◆ EXTRACTED INFORMATION:

+++

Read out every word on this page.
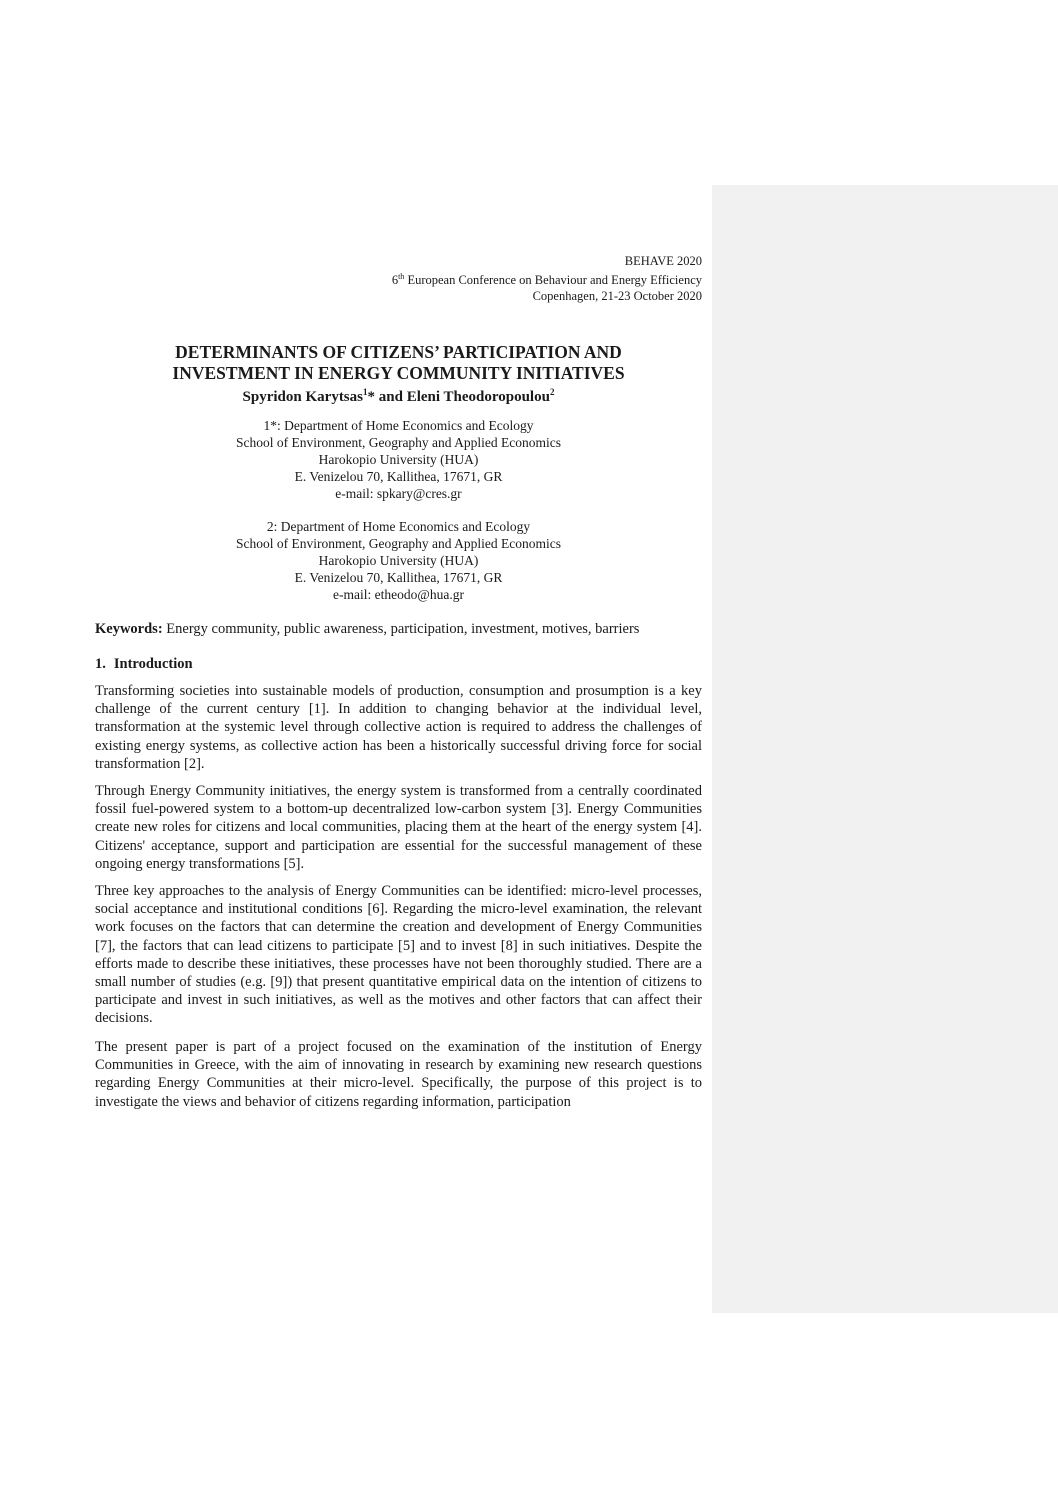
BEHAVE 2020
6th European Conference on Behaviour and Energy Efficiency
Copenhagen, 21-23 October 2020
DETERMINANTS OF CITIZENS’ PARTICIPATION AND
INVESTMENT IN ENERGY COMMUNITY INITIATIVES
Spyridon Karytsas$^1$* and Eleni Theodoropoulou$^2$
1*: Department of Home Economics and Ecology
School of Environment, Geography and Applied Economics
Harokopio University (HUA)
E. Venizelou 70, Kallithea, 17671, GR
e-mail: spkary@cres.gr
2: Department of Home Economics and Ecology
School of Environment, Geography and Applied Economics
Harokopio University (HUA)
E. Venizelou 70, Kallithea, 17671, GR
e-mail: etheodo@hua.gr
Keywords: Energy community, public awareness, participation, investment, motives, barriers
1. Introduction

Transforming societies into sustainable models of production, consumption and prosumption is a key challenge of the current century [1]. In addition to changing behavior at the individual level, transformation at the systemic level through collective action is required to address the challenges of existing energy systems, as collective action has been a historically successful driving force for social transformation [2].

Through Energy Community initiatives, the energy system is transformed from a centrally coordinated fossil fuel-powered system to a bottom-up decentralized low-carbon system [3]. Energy Communities create new roles for citizens and local communities, placing them at the heart of the energy system [4]. Citizens' acceptance, support and participation are essential for the successful management of these ongoing energy transformations [5].

Three key approaches to the analysis of Energy Communities can be identified: micro-level processes, social acceptance and institutional conditions [6]. Regarding the micro-level examination, the relevant work focuses on the factors that can determine the creation and development of Energy Communities [7], the factors that can lead citizens to participate [5] and to invest [8] in such initiatives. Despite the efforts made to describe these initiatives, these processes have not been thoroughly studied. There are a small number of studies (e.g. [9]) that present quantitative empirical data on the intention of citizens to participate and invest in such initiatives, as well as the motives and other factors that can affect their decisions.

The present paper is part of a project focused on the examination of the institution of Energy Communities in Greece, with the aim of innovating in research by examining new research questions regarding Energy Communities at their micro-level. Specifically, the purpose of this project is to investigate the views and behavior of citizens regarding information, participation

+++

Write only the number of lines that include "motives".

2